Set exercise
Skip any picture you find and retype all the remaining lines exactly.

%%

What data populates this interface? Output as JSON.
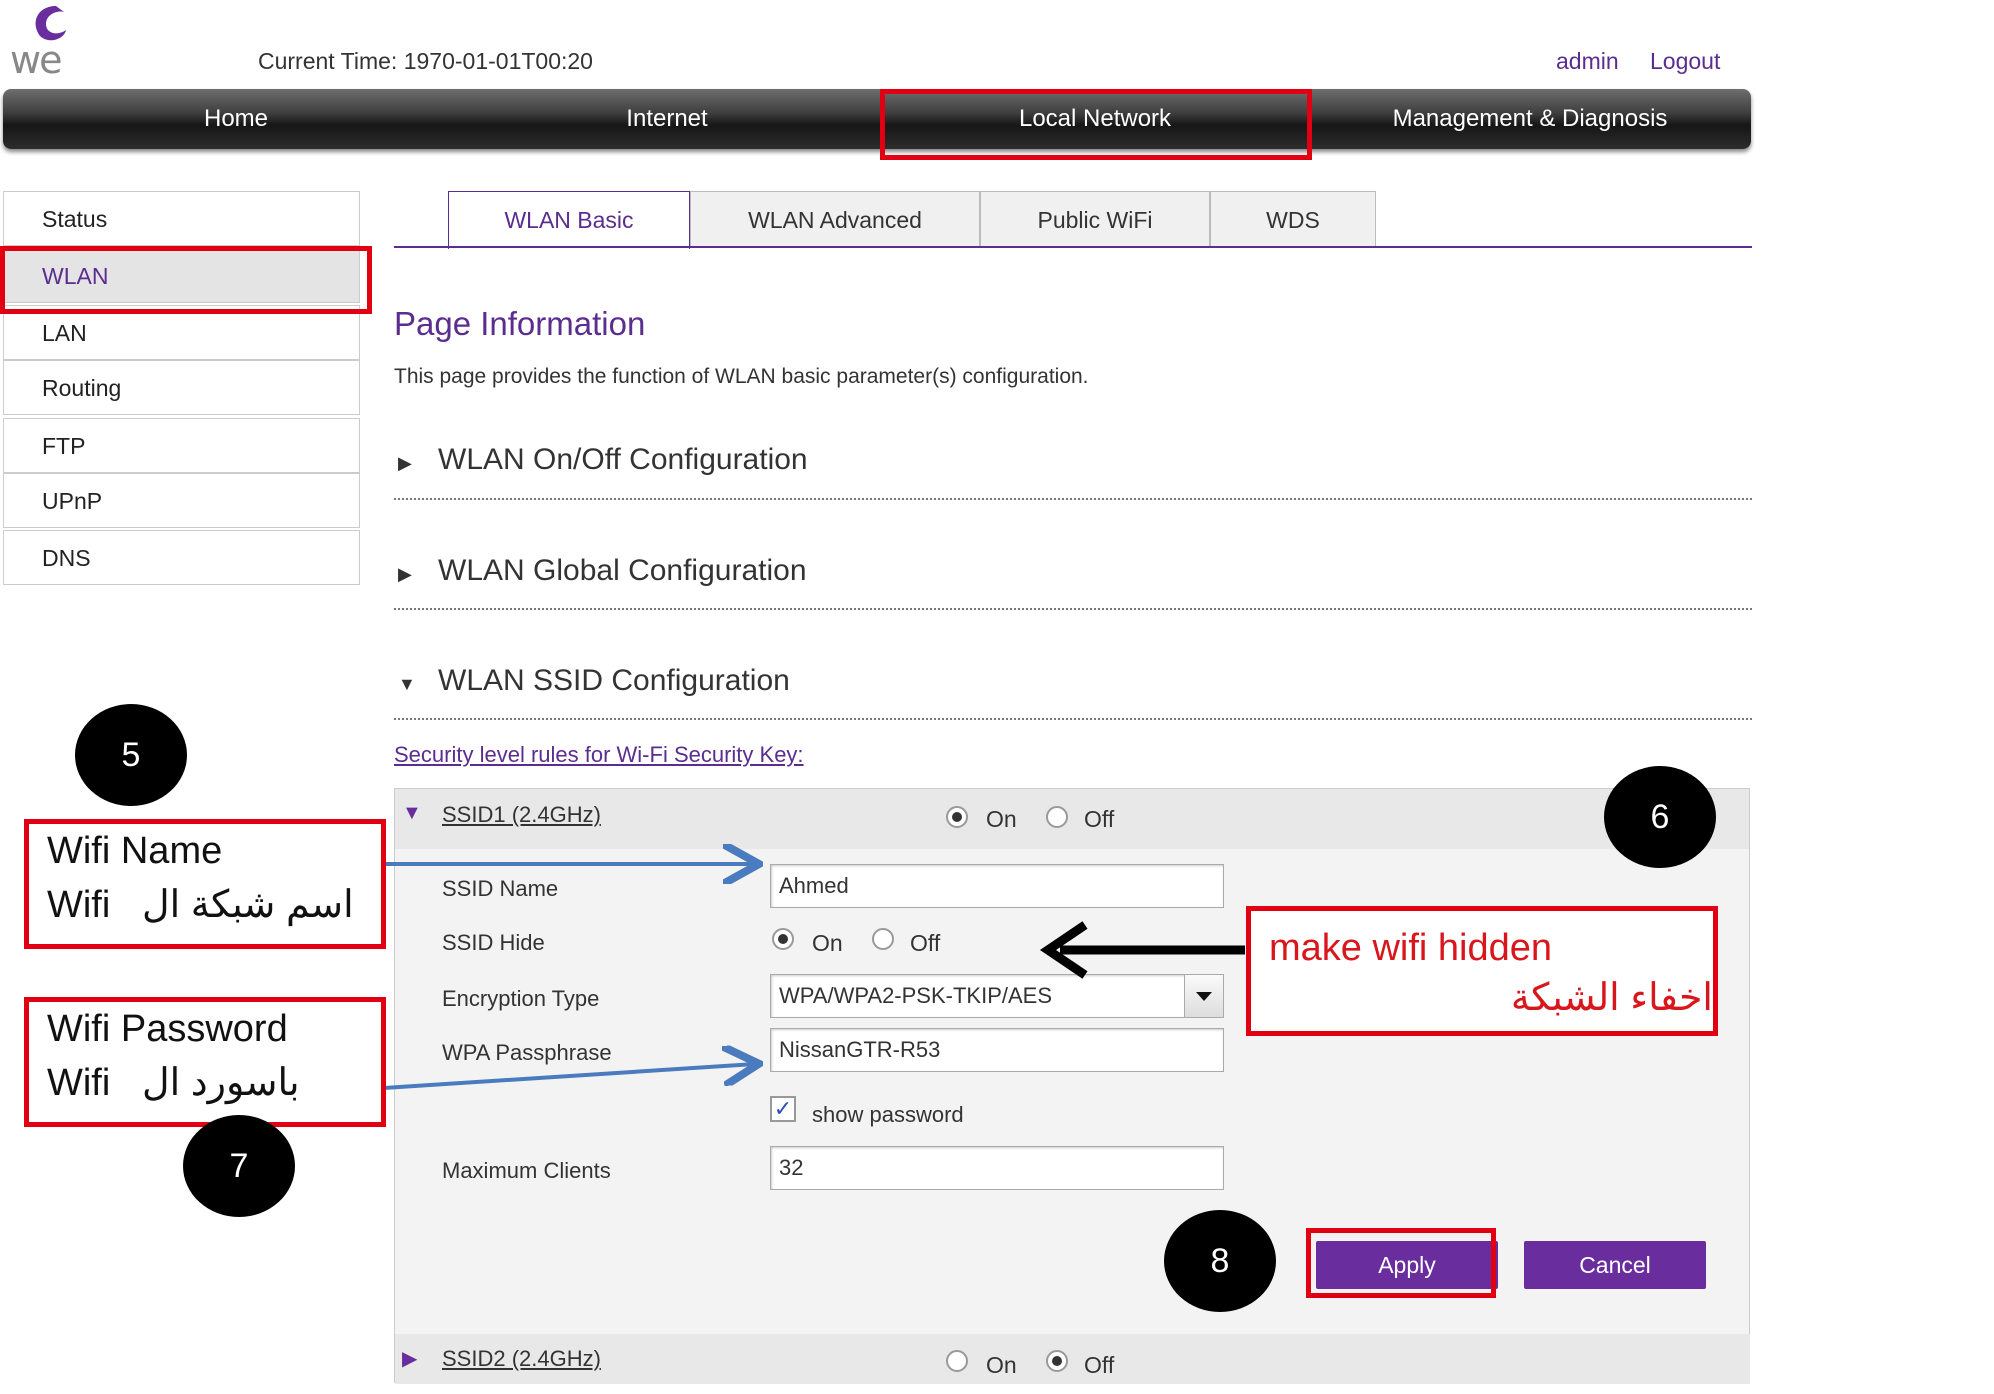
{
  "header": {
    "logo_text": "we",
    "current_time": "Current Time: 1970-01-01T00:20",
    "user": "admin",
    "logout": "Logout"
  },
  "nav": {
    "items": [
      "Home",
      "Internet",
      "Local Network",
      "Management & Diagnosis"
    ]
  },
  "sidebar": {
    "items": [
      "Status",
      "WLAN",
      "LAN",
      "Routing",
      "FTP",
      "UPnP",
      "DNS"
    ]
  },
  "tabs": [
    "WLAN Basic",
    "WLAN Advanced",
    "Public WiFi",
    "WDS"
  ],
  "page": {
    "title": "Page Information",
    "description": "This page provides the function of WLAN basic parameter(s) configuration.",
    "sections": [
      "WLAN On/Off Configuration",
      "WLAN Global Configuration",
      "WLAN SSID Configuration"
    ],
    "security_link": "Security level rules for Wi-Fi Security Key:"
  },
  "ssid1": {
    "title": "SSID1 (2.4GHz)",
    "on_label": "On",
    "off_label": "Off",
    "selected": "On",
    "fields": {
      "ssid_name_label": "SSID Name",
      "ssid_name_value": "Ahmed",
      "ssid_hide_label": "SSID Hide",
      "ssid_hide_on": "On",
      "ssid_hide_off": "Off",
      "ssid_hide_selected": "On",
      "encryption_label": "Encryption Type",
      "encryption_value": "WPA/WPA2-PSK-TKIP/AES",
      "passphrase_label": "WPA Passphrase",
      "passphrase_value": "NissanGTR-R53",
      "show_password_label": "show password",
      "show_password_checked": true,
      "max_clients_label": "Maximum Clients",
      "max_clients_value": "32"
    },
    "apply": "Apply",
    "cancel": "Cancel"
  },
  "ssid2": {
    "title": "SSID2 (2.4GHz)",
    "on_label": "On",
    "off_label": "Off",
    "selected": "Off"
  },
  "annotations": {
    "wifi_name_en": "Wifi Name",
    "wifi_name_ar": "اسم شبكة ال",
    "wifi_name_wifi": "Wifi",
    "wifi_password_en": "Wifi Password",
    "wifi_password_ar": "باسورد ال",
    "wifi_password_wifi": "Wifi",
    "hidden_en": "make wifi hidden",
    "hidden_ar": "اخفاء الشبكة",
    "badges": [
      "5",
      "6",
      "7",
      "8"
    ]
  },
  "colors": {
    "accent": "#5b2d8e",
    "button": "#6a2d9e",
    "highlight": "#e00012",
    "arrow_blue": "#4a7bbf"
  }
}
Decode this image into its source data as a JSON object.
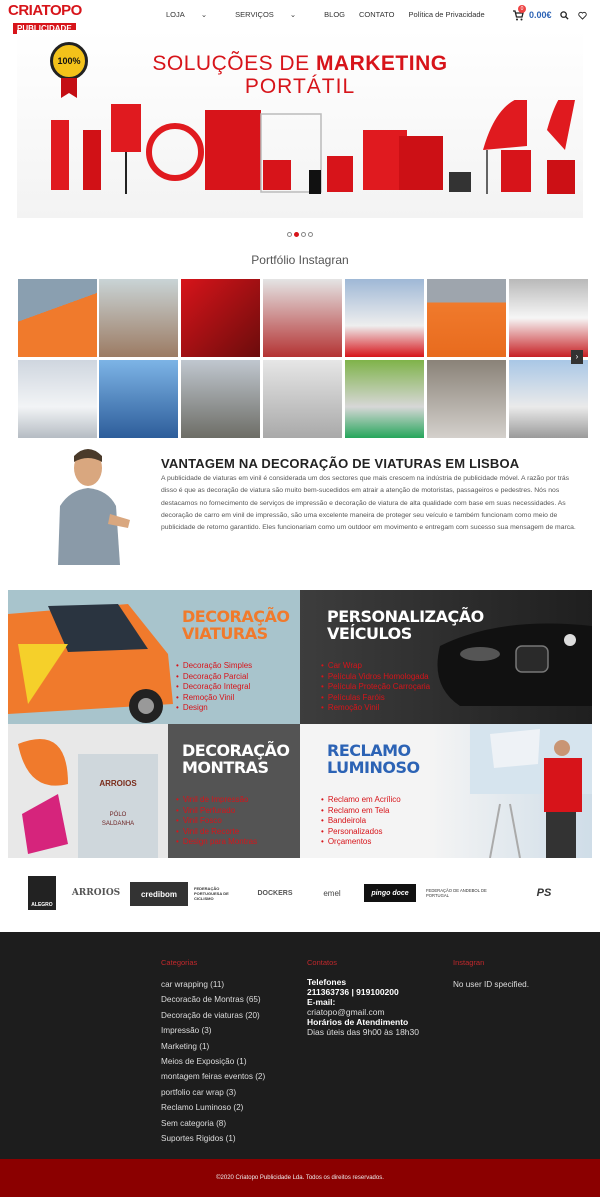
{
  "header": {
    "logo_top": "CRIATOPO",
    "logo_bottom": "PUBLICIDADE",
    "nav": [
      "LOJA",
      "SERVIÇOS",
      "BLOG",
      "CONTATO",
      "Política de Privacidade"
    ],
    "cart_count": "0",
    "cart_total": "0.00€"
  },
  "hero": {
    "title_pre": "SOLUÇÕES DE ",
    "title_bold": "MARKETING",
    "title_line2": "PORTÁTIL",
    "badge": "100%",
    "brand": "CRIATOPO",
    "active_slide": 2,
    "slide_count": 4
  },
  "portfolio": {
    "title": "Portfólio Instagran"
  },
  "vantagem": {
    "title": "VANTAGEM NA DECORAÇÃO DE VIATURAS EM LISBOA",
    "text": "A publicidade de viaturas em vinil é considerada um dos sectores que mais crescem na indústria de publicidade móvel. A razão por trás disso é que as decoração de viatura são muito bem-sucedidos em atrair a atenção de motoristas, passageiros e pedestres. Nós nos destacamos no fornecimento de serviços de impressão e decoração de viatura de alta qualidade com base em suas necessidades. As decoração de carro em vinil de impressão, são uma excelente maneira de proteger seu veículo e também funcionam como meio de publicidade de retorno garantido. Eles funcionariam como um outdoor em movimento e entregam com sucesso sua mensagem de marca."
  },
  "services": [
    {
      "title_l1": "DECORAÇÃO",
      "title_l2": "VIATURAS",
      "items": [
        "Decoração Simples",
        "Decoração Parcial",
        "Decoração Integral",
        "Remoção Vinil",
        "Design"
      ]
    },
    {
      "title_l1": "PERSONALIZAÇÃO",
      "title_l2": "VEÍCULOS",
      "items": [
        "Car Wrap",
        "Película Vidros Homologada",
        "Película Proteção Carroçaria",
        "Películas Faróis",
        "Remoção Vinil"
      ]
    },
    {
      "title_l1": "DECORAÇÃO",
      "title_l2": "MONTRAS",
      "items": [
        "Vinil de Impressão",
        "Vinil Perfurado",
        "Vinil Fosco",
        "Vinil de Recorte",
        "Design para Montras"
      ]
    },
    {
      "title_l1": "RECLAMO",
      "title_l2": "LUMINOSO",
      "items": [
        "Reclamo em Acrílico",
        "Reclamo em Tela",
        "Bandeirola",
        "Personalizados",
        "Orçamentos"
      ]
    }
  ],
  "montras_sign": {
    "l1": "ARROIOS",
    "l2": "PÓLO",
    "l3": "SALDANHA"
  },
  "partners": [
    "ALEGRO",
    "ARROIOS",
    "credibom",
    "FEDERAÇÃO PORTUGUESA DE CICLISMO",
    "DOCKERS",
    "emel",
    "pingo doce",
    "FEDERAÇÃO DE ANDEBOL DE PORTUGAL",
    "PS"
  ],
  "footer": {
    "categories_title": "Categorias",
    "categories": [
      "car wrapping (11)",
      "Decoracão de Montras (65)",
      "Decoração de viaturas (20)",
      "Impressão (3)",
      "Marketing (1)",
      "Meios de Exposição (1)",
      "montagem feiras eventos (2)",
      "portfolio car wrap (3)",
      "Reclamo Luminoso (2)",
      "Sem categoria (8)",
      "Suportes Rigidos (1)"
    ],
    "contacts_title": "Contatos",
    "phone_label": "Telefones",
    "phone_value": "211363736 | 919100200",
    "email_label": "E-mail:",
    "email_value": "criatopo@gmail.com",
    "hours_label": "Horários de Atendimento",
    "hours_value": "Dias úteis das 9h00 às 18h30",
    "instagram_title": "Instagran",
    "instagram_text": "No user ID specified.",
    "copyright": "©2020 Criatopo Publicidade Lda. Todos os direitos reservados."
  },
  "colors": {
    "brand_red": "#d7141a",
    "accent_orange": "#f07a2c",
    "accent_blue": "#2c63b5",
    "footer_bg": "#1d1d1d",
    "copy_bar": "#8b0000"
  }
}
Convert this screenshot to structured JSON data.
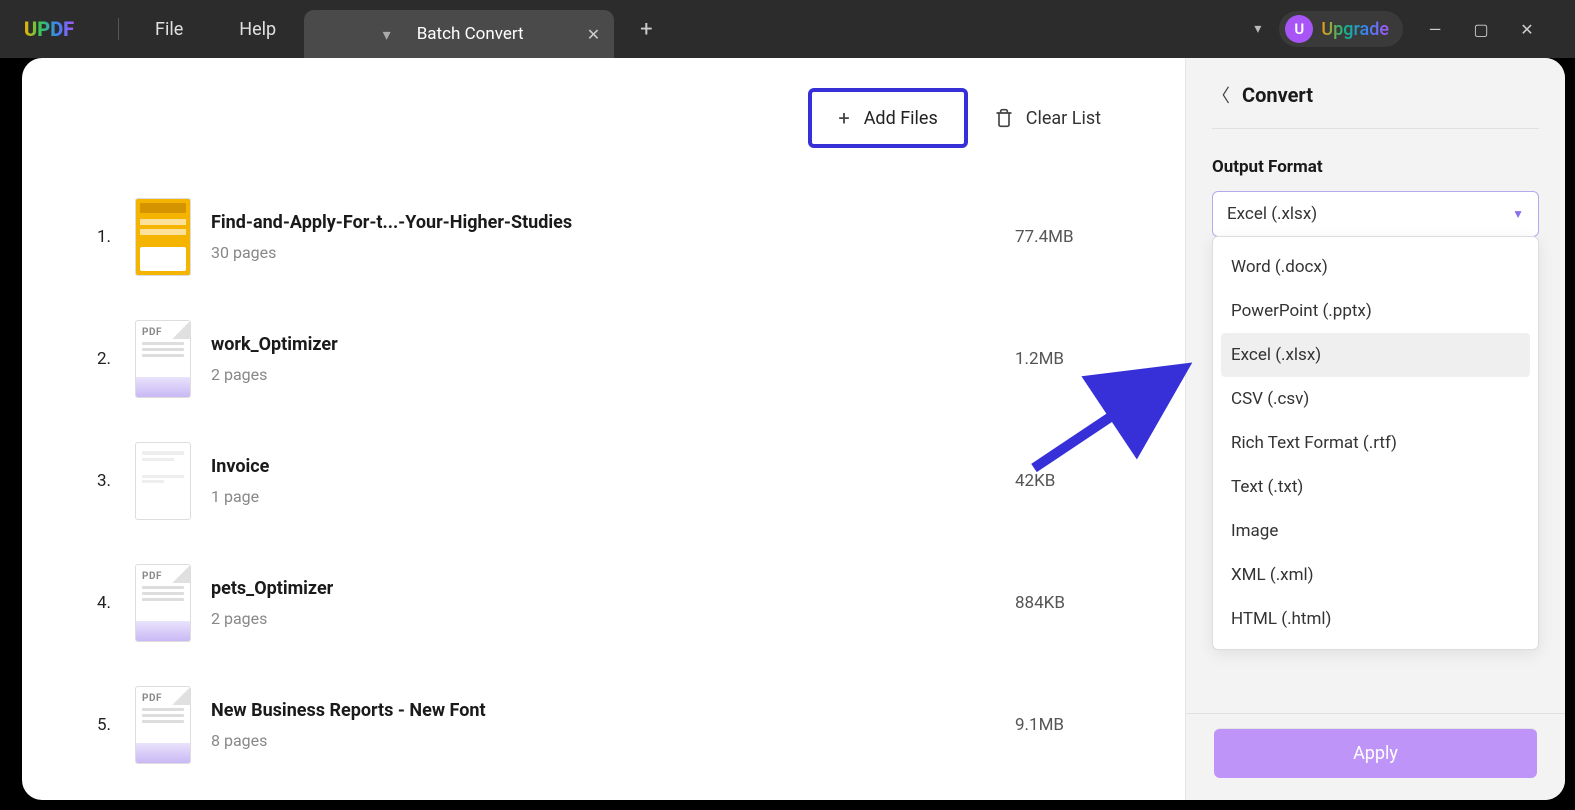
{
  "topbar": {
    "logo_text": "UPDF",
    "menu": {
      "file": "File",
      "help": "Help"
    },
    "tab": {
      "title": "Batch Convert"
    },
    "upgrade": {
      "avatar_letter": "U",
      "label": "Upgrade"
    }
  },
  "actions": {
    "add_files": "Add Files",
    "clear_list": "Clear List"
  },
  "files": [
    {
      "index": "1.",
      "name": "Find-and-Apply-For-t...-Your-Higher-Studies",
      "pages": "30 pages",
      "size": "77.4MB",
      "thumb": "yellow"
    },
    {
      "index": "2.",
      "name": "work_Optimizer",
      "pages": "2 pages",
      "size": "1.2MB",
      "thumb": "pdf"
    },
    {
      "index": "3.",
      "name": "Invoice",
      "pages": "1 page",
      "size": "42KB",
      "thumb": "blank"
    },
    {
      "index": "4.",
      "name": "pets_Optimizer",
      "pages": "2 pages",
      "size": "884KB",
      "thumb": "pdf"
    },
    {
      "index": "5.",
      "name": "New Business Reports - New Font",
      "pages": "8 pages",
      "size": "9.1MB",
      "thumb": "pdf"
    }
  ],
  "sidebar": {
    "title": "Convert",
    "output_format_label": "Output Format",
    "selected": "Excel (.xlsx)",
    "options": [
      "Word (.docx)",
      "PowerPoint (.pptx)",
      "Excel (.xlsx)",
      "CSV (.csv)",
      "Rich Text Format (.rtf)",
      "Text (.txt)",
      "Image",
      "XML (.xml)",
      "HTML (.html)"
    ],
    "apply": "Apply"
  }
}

%%

Task response
What data populates this interface? Output as JSON.
{
  "header": {
    "logo_text": "we",
    "current_time": "Current Time: 1970-01-01T00:20",
    "user": "admin",
    "logout": "Logout"
  },
  "nav": {
    "items": [
      "Home",
      "Internet",
      "Local Network",
      "Management & Diagnosis"
    ]
  },
  "sidebar": {
    "items": [
      "Status",
      "WLAN",
      "LAN",
      "Routing",
      "FTP",
      "UPnP",
      "DNS"
    ]
  },
  "tabs": [
    "WLAN Basic",
    "WLAN Advanced",
    "Public WiFi",
    "WDS"
  ],
  "page": {
    "title": "Page Information",
    "description": "This page provides the function of WLAN basic parameter(s) configuration.",
    "sections": [
      "WLAN On/Off Configuration",
      "WLAN Global Configuration",
      "WLAN SSID Configuration"
    ],
    "security_link": "Security level rules for Wi-Fi Security Key:"
  },
  "ssid1": {
    "title": "SSID1 (2.4GHz)",
    "on_label": "On",
    "off_label": "Off",
    "selected": "On",
    "fields": {
      "ssid_name_label": "SSID Name",
      "ssid_name_value": "Ahmed",
      "ssid_hide_label": "SSID Hide",
      "ssid_hide_on": "On",
      "ssid_hide_off": "Off",
      "ssid_hide_selected": "On",
      "encryption_label": "Encryption Type",
      "encryption_value": "WPA/WPA2-PSK-TKIP/AES",
      "passphrase_label": "WPA Passphrase",
      "passphrase_value": "NissanGTR-R53",
      "show_password_label": "show password",
      "show_password_checked": true,
      "max_clients_label": "Maximum Clients",
      "max_clients_value": "32"
    },
    "apply": "Apply",
    "cancel": "Cancel"
  },
  "ssid2": {
    "title": "SSID2 (2.4GHz)",
    "on_label": "On",
    "off_label": "Off",
    "selected": "Off"
  },
  "annotations": {
    "wifi_name_en": "Wifi Name",
    "wifi_name_ar": "اسم شبكة ال",
    "wifi_name_wifi": "Wifi",
    "wifi_password_en": "Wifi Password",
    "wifi_password_ar": "باسورد ال",
    "wifi_password_wifi": "Wifi",
    "hidden_en": "make wifi hidden",
    "hidden_ar": "اخفاء الشبكة",
    "badges": [
      "5",
      "6",
      "7",
      "8"
    ]
  },
  "colors": {
    "accent": "#5b2d8e",
    "button": "#6a2d9e",
    "highlight": "#e00012",
    "arrow_blue": "#4a7bbf"
  }
}
Decode this image into its source data as a JSON object.
{
  "header": {
    "logo_top": "CRIATOPO",
    "logo_bottom": "PUBLICIDADE",
    "nav": [
      "LOJA",
      "SERVIÇOS",
      "BLOG",
      "CONTATO",
      "Política de Privacidade"
    ],
    "cart_count": "0",
    "cart_total": "0.00€"
  },
  "hero": {
    "title_pre": "SOLUÇÕES DE ",
    "title_bold": "MARKETING",
    "title_line2": "PORTÁTIL",
    "badge": "100%",
    "brand": "CRIATOPO",
    "active_slide": 2,
    "slide_count": 4
  },
  "portfolio": {
    "title": "Portfólio Instagran"
  },
  "vantagem": {
    "title": "VANTAGEM NA DECORAÇÃO DE VIATURAS EM LISBOA",
    "text": "A publicidade de viaturas em vinil é considerada um dos sectores que mais crescem na indústria de publicidade móvel. A razão por trás disso é que as decoração de viatura são muito bem-sucedidos em atrair a atenção de motoristas, passageiros e pedestres. Nós nos destacamos no fornecimento de serviços de impressão e decoração de viatura de alta qualidade com base em suas necessidades. As decoração de carro em vinil de impressão, são uma excelente maneira de proteger seu veículo e também funcionam como meio de publicidade de retorno garantido. Eles funcionariam como um outdoor em movimento e entregam com sucesso sua mensagem de marca."
  },
  "services": [
    {
      "title_l1": "DECORAÇÃO",
      "title_l2": "VIATURAS",
      "items": [
        "Decoração Simples",
        "Decoração Parcial",
        "Decoração Integral",
        "Remoção Vinil",
        "Design"
      ]
    },
    {
      "title_l1": "PERSONALIZAÇÃO",
      "title_l2": "VEÍCULOS",
      "items": [
        "Car Wrap",
        "Película Vidros Homologada",
        "Película Proteção Carroçaria",
        "Películas Faróis",
        "Remoção Vinil"
      ]
    },
    {
      "title_l1": "DECORAÇÃO",
      "title_l2": "MONTRAS",
      "items": [
        "Vinil de Impressão",
        "Vinil Perfurado",
        "Vinil Fosco",
        "Vinil de Recorte",
        "Design para Montras"
      ]
    },
    {
      "title_l1": "RECLAMO",
      "title_l2": "LUMINOSO",
      "items": [
        "Reclamo em Acrílico",
        "Reclamo em Tela",
        "Bandeirola",
        "Personalizados",
        "Orçamentos"
      ]
    }
  ],
  "montras_sign": {
    "l1": "ARROIOS",
    "l2": "PÓLO",
    "l3": "SALDANHA"
  },
  "partners": [
    "ALEGRO",
    "ARROIOS",
    "credibom",
    "FEDERAÇÃO PORTUGUESA DE CICLISMO",
    "DOCKERS",
    "emel",
    "pingo doce",
    "FEDERAÇÃO DE ANDEBOL DE PORTUGAL",
    "PS"
  ],
  "footer": {
    "categories_title": "Categorias",
    "categories": [
      "car wrapping (11)",
      "Decoracão de Montras (65)",
      "Decoração de viaturas (20)",
      "Impressão (3)",
      "Marketing (1)",
      "Meios de Exposição (1)",
      "montagem feiras eventos (2)",
      "portfolio car wrap (3)",
      "Reclamo Luminoso (2)",
      "Sem categoria (8)",
      "Suportes Rigidos (1)"
    ],
    "contacts_title": "Contatos",
    "phone_label": "Telefones",
    "phone_value": "211363736 | 919100200",
    "email_label": "E-mail:",
    "email_value": "criatopo@gmail.com",
    "hours_label": "Horários de Atendimento",
    "hours_value": "Dias úteis das 9h00 às 18h30",
    "instagram_title": "Instagran",
    "instagram_text": "No user ID specified.",
    "copyright": "©2020 Criatopo Publicidade Lda. Todos os direitos reservados."
  },
  "colors": {
    "brand_red": "#d7141a",
    "accent_orange": "#f07a2c",
    "accent_blue": "#2c63b5",
    "footer_bg": "#1d1d1d",
    "copy_bar": "#8b0000"
  }
}
Convert this screenshot to structured JSON data.
{
  "topbar": {
    "logo_text": "UPDF",
    "menu": {
      "file": "File",
      "help": "Help"
    },
    "tab": {
      "title": "Batch Convert"
    },
    "upgrade": {
      "avatar_letter": "U",
      "label": "Upgrade"
    }
  },
  "actions": {
    "add_files": "Add Files",
    "clear_list": "Clear List"
  },
  "files": [
    {
      "index": "1.",
      "name": "Find-and-Apply-For-t...-Your-Higher-Studies",
      "pages": "30 pages",
      "size": "77.4MB",
      "thumb": "yellow"
    },
    {
      "index": "2.",
      "name": "work_Optimizer",
      "pages": "2 pages",
      "size": "1.2MB",
      "thumb": "pdf"
    },
    {
      "index": "3.",
      "name": "Invoice",
      "pages": "1 page",
      "size": "42KB",
      "thumb": "blank"
    },
    {
      "index": "4.",
      "name": "pets_Optimizer",
      "pages": "2 pages",
      "size": "884KB",
      "thumb": "pdf"
    },
    {
      "index": "5.",
      "name": "New Business Reports - New Font",
      "pages": "8 pages",
      "size": "9.1MB",
      "thumb": "pdf"
    }
  ],
  "sidebar": {
    "title": "Convert",
    "output_format_label": "Output Format",
    "selected": "Excel (.xlsx)",
    "options": [
      "Word (.docx)",
      "PowerPoint (.pptx)",
      "Excel (.xlsx)",
      "CSV (.csv)",
      "Rich Text Format (.rtf)",
      "Text (.txt)",
      "Image",
      "XML (.xml)",
      "HTML (.html)"
    ],
    "apply": "Apply"
  }
}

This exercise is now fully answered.